Exercise description:
Without including any pictures, copy each entry below exactly.

Chart and figure data
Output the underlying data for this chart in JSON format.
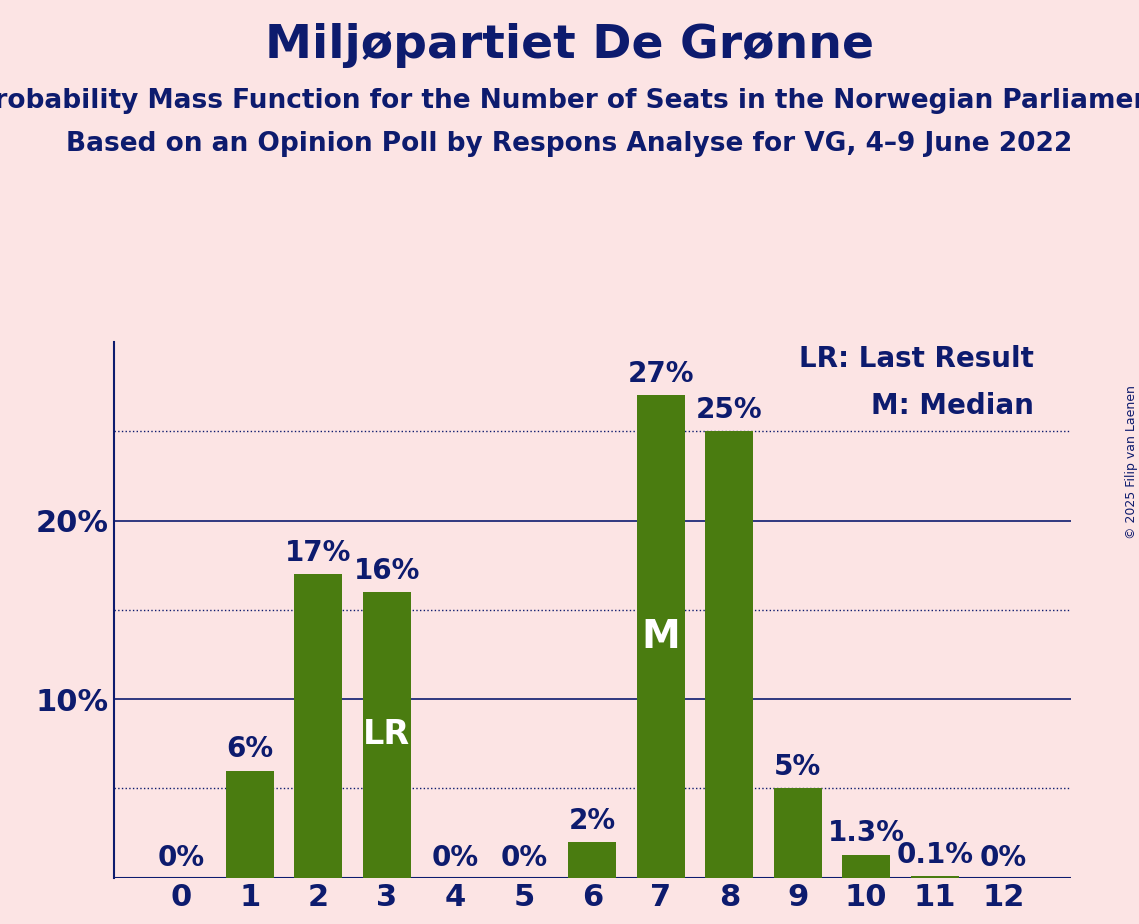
{
  "title": "Miljøpartiet De Grønne",
  "subtitle1": "Probability Mass Function for the Number of Seats in the Norwegian Parliament",
  "subtitle2": "Based on an Opinion Poll by Respons Analyse for VG, 4–9 June 2022",
  "copyright": "© 2025 Filip van Laenen",
  "categories": [
    0,
    1,
    2,
    3,
    4,
    5,
    6,
    7,
    8,
    9,
    10,
    11,
    12
  ],
  "values": [
    0.0,
    6.0,
    17.0,
    16.0,
    0.0,
    0.0,
    2.0,
    27.0,
    25.0,
    5.0,
    1.3,
    0.1,
    0.0
  ],
  "bar_color": "#4a7c10",
  "background_color": "#fce4e4",
  "text_color": "#0d1b6e",
  "bar_label_color_light": "#ffffff",
  "yticks": [
    10,
    20
  ],
  "ytick_labels": [
    "10%",
    "20%"
  ],
  "solid_lines": [
    10,
    20
  ],
  "dotted_lines": [
    5,
    15,
    25
  ],
  "lr_bar": 3,
  "median_bar": 7,
  "lr_label": "LR",
  "median_label": "M",
  "legend_lr": "LR: Last Result",
  "legend_m": "M: Median",
  "ylim": [
    0,
    30
  ],
  "title_fontsize": 34,
  "subtitle_fontsize": 19,
  "axis_tick_fontsize": 22,
  "bar_label_fontsize": 20,
  "legend_fontsize": 20,
  "copyright_fontsize": 9
}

Response:
Output the underlying data for this chart in JSON format.
{
  "title": "Miljøpartiet De Grønne",
  "subtitle1": "Probability Mass Function for the Number of Seats in the Norwegian Parliament",
  "subtitle2": "Based on an Opinion Poll by Respons Analyse for VG, 4–9 June 2022",
  "copyright": "© 2025 Filip van Laenen",
  "categories": [
    0,
    1,
    2,
    3,
    4,
    5,
    6,
    7,
    8,
    9,
    10,
    11,
    12
  ],
  "values": [
    0.0,
    6.0,
    17.0,
    16.0,
    0.0,
    0.0,
    2.0,
    27.0,
    25.0,
    5.0,
    1.3,
    0.1,
    0.0
  ],
  "bar_color": "#4a7c10",
  "background_color": "#fce4e4",
  "text_color": "#0d1b6e",
  "bar_label_color_light": "#ffffff",
  "yticks": [
    10,
    20
  ],
  "ytick_labels": [
    "10%",
    "20%"
  ],
  "solid_lines": [
    10,
    20
  ],
  "dotted_lines": [
    5,
    15,
    25
  ],
  "lr_bar": 3,
  "median_bar": 7,
  "lr_label": "LR",
  "median_label": "M",
  "legend_lr": "LR: Last Result",
  "legend_m": "M: Median",
  "ylim": [
    0,
    30
  ],
  "title_fontsize": 34,
  "subtitle_fontsize": 19,
  "axis_tick_fontsize": 22,
  "bar_label_fontsize": 20,
  "legend_fontsize": 20,
  "copyright_fontsize": 9
}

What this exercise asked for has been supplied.